EXERCISE DESCRIPTION: Copy the lines of the listing below verbatim, from the line containing "- range-button-6m[interactable]: 6M: [258, 214, 286, 236]" up to and including the line containing "- y-axis-title: Price: [1143, 512, 1165, 558]".

INFORMATION GIVEN:
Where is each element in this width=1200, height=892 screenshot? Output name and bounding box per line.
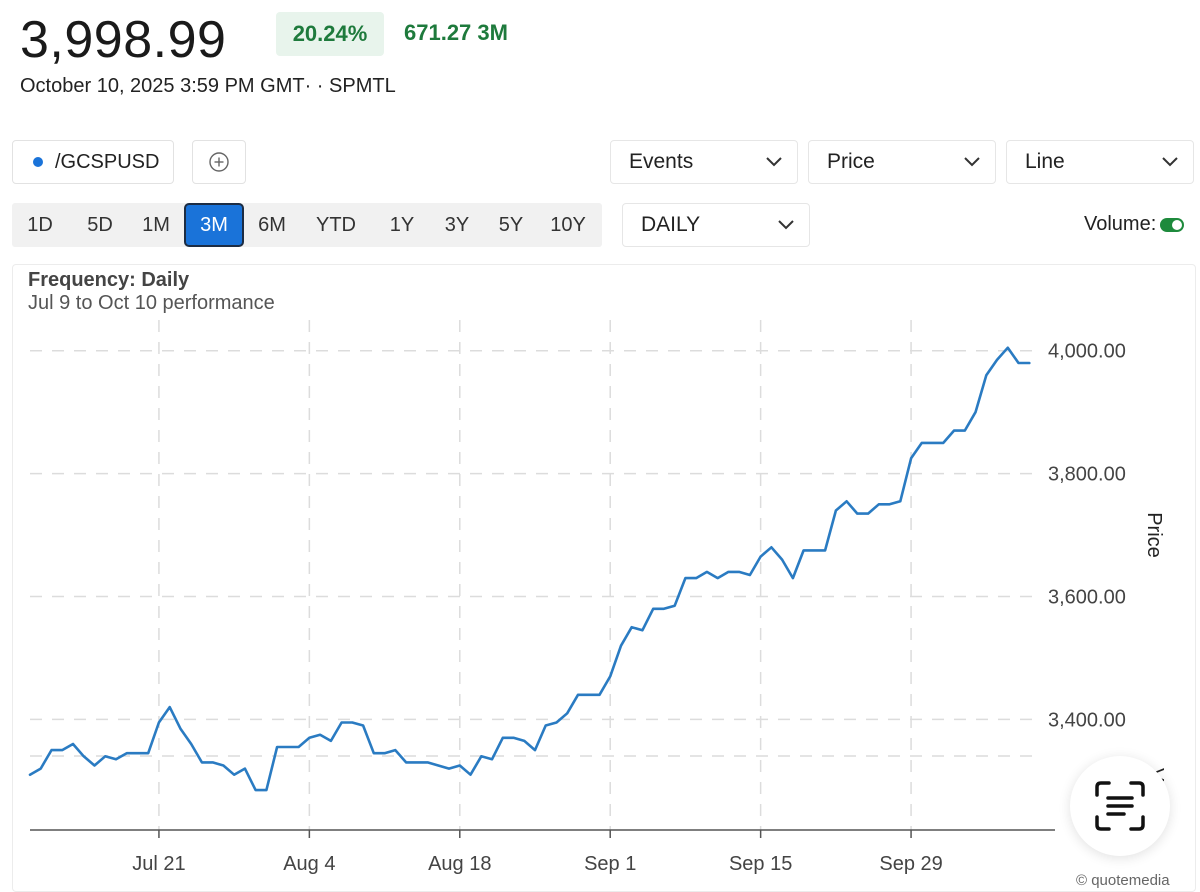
- range-button-6m[interactable]: 6M: [258, 214, 286, 236]
- chevron-down-icon: [1162, 157, 1178, 167]
- interval-dropdown-label: DAILY: [641, 213, 701, 236]
- x-tick-label: Sep 29: [879, 853, 942, 875]
- chevron-down-icon: [766, 157, 782, 167]
- y-axis-title: Price: [1143, 512, 1165, 558]
- chart-type-dropdown[interactable]: Line: [1006, 140, 1194, 184]
- series-color-dot: [33, 157, 43, 167]
- range-button-3m[interactable]: 3M: [184, 203, 244, 247]
- y-tick-label: 3,400.00: [1048, 709, 1126, 731]
- x-tick-label: Aug 4: [283, 853, 335, 875]
- range-button-10y[interactable]: 10Y: [550, 214, 586, 236]
- volume-toggle[interactable]: Volume:: [1084, 213, 1185, 236]
- quote-timestamp: October 10, 2025 3:59 PM GMT· · SPMTL: [20, 75, 396, 97]
- time-range-selector: 1D 5D 1M 3M 6M YTD 1Y 3Y 5Y 10Y: [12, 203, 602, 247]
- symbol-chip[interactable]: /GCSPUSD: [12, 140, 174, 184]
- x-tick-label: Aug 18: [428, 853, 491, 875]
- change-absolute: 671.27 3M: [404, 20, 508, 45]
- performance-range-label: Jul 9 to Oct 10 performance: [28, 292, 275, 314]
- events-dropdown-label: Events: [629, 150, 694, 173]
- range-button-5d[interactable]: 5D: [87, 214, 113, 236]
- plus-circle-icon: [209, 152, 229, 172]
- chevron-down-icon: [778, 220, 794, 230]
- x-tick-label: Sep 1: [584, 853, 636, 875]
- range-button-1m[interactable]: 1M: [142, 214, 170, 236]
- scan-text-icon: [1095, 781, 1145, 831]
- y-tick-label: 3,800.00: [1048, 464, 1126, 486]
- x-tick-label: Sep 15: [729, 853, 792, 875]
- range-button-ytd[interactable]: YTD: [316, 214, 356, 236]
- range-button-1d[interactable]: 1D: [27, 214, 53, 236]
- chart-type-dropdown-label: Line: [1025, 150, 1065, 173]
- data-credit: © quotemedia: [1076, 872, 1170, 889]
- events-dropdown[interactable]: Events: [610, 140, 798, 184]
- range-button-3y[interactable]: 3Y: [444, 214, 470, 236]
- last-price: 3,998.99: [20, 11, 227, 69]
- range-button-5y[interactable]: 5Y: [498, 214, 524, 236]
- add-comparison-button[interactable]: [192, 140, 246, 184]
- price-dropdown[interactable]: Price: [808, 140, 996, 184]
- x-tick-label: Jul 21: [132, 853, 185, 875]
- frequency-label: Frequency: Daily: [28, 269, 190, 291]
- interval-dropdown[interactable]: DAILY: [622, 203, 810, 247]
- toggle-switch-icon[interactable]: [1160, 217, 1185, 232]
- volume-label: Volume:: [1084, 213, 1157, 235]
- symbol-label: /GCSPUSD: [55, 150, 160, 173]
- price-line-series: [28, 346, 1031, 792]
- y-tick-label: 3,600.00: [1048, 587, 1126, 609]
- y-tick-label: 4,000.00: [1048, 341, 1126, 363]
- range-button-1y[interactable]: 1Y: [389, 214, 415, 236]
- chevron-down-icon: [964, 157, 980, 167]
- price-dropdown-label: Price: [827, 150, 875, 173]
- scan-text-button[interactable]: [1070, 756, 1170, 856]
- change-percent-badge: 20.24%: [276, 12, 384, 56]
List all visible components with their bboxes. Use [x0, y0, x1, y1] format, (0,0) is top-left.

FINAL ANSWER:
- range-button-6m[interactable]: 6M: [258, 214, 286, 236]
- chevron-down-icon: [1162, 157, 1178, 167]
- interval-dropdown-label: DAILY: [641, 213, 701, 236]
- x-tick-label: Sep 29: [879, 853, 942, 875]
- chevron-down-icon: [766, 157, 782, 167]
- y-axis-title: Price: [1143, 512, 1165, 558]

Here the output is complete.